» **EXERCISE INPUTS**:
-- Begin --

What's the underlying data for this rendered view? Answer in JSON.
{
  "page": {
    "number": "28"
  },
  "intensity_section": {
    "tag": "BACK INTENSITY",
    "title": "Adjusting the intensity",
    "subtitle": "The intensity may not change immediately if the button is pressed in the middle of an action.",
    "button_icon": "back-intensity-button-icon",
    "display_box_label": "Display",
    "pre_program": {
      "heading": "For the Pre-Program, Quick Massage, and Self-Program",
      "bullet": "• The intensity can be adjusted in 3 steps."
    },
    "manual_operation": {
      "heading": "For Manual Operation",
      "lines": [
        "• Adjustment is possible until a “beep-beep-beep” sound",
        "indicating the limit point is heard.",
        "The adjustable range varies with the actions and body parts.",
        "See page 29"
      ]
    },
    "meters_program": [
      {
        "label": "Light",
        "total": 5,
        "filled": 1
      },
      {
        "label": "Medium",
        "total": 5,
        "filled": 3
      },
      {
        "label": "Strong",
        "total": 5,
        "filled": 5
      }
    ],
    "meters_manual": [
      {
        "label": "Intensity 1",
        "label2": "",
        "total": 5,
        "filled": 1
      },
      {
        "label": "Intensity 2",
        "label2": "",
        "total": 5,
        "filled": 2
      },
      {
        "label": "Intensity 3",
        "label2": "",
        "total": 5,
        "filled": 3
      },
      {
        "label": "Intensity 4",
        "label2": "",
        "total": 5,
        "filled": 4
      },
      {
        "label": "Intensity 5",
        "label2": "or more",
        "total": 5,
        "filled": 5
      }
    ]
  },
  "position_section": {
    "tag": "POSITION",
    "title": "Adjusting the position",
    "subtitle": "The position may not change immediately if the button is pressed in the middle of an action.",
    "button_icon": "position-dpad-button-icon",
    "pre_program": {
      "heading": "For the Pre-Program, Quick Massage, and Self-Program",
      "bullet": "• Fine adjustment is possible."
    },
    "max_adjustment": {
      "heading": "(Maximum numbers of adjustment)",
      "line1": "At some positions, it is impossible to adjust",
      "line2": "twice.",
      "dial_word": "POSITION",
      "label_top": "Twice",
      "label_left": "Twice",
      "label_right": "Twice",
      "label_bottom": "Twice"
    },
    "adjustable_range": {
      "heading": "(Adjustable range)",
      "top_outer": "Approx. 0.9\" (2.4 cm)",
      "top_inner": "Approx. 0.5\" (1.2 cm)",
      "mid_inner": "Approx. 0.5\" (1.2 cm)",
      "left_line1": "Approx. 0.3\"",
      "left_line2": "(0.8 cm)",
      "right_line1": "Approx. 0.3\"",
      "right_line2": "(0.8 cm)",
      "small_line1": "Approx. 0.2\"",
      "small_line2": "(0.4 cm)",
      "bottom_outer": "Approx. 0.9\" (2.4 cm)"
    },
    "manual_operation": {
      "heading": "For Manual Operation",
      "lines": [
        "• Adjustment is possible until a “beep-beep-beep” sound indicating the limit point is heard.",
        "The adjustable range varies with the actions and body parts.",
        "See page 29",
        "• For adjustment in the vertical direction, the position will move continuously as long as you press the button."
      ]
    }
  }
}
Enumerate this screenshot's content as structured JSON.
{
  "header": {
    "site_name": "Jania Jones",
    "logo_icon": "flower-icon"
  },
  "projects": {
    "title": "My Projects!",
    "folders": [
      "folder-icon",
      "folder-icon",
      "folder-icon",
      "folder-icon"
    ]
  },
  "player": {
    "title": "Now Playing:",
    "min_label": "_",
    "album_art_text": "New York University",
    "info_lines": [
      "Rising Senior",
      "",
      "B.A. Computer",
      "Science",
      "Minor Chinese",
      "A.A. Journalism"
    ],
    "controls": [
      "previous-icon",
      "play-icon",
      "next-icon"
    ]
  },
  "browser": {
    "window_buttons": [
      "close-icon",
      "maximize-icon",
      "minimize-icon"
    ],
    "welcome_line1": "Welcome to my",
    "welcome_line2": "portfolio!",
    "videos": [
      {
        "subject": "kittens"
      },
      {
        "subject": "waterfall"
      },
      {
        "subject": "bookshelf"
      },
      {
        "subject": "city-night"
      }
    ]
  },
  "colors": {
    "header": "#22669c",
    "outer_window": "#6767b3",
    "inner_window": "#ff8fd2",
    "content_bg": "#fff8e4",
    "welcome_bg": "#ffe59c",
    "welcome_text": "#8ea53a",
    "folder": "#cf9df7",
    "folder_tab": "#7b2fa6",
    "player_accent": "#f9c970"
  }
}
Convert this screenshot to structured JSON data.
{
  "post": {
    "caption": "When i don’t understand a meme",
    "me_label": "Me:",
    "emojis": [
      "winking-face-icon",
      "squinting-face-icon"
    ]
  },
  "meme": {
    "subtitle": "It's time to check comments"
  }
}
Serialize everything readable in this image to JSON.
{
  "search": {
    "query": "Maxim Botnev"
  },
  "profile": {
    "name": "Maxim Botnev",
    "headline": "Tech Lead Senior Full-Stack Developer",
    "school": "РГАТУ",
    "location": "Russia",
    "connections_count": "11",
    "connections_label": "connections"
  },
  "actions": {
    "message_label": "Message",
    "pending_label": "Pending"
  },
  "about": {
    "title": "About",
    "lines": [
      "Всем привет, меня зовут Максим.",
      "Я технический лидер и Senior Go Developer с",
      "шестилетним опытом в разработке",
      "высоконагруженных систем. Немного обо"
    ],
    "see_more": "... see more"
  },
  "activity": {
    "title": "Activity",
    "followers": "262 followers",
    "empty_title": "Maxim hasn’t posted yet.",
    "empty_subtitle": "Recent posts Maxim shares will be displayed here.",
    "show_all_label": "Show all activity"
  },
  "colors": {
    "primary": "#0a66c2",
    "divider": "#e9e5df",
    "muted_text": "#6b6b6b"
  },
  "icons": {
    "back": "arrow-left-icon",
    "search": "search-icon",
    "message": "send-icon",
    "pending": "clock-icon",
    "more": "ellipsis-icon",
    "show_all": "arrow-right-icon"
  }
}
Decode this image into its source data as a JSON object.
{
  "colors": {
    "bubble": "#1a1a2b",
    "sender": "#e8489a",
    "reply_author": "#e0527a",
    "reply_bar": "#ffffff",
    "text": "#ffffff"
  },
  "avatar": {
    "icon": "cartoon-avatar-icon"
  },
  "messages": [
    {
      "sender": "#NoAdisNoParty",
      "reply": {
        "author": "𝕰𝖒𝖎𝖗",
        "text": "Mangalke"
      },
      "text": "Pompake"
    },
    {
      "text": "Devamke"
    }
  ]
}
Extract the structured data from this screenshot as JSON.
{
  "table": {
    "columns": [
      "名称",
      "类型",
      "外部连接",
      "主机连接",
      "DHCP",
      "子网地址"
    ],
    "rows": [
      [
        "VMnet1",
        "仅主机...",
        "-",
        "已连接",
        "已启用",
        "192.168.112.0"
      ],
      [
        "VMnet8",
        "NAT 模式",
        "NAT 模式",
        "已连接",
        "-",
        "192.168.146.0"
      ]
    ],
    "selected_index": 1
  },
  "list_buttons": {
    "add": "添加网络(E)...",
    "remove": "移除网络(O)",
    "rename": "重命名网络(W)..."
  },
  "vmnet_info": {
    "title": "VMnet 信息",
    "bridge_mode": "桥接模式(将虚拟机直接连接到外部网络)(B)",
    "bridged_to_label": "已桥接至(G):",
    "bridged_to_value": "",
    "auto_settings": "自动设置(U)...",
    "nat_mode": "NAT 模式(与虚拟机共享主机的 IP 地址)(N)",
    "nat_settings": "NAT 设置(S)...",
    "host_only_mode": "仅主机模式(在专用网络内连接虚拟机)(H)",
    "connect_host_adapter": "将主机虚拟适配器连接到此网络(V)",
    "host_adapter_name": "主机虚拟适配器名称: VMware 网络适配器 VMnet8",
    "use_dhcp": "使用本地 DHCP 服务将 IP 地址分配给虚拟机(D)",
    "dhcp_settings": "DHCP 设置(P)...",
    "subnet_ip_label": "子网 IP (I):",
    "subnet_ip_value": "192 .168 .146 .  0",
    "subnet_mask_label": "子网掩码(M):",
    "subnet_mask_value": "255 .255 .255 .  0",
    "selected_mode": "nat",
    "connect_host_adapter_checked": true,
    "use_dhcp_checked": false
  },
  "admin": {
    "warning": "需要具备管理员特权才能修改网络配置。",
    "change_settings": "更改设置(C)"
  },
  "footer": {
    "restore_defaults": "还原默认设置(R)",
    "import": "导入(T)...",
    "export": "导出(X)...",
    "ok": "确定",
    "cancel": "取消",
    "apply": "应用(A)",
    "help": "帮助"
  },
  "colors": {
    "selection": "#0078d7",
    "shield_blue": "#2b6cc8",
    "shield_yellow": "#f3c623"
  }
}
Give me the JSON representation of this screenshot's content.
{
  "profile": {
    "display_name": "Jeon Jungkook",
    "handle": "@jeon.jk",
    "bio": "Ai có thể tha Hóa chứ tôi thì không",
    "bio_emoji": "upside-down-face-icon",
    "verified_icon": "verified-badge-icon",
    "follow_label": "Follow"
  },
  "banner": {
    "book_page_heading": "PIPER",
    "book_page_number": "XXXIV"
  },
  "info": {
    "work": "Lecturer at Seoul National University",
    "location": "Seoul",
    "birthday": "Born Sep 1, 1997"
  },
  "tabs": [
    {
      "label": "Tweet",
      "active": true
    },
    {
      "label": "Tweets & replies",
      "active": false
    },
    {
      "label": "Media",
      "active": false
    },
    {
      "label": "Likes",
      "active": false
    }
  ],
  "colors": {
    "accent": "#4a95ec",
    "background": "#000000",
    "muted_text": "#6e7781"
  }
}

-- End --

» **WHAT YOU WILL DO**: From the entries, report each line that includes the word "middle".

» **FULL RESPONSE**:
    "subtitle": "The intensity may not change immediately if the button is pressed in the middle of an action.",
    "subtitle": "The position may not change immediately if the button is pressed in the middle of an action.",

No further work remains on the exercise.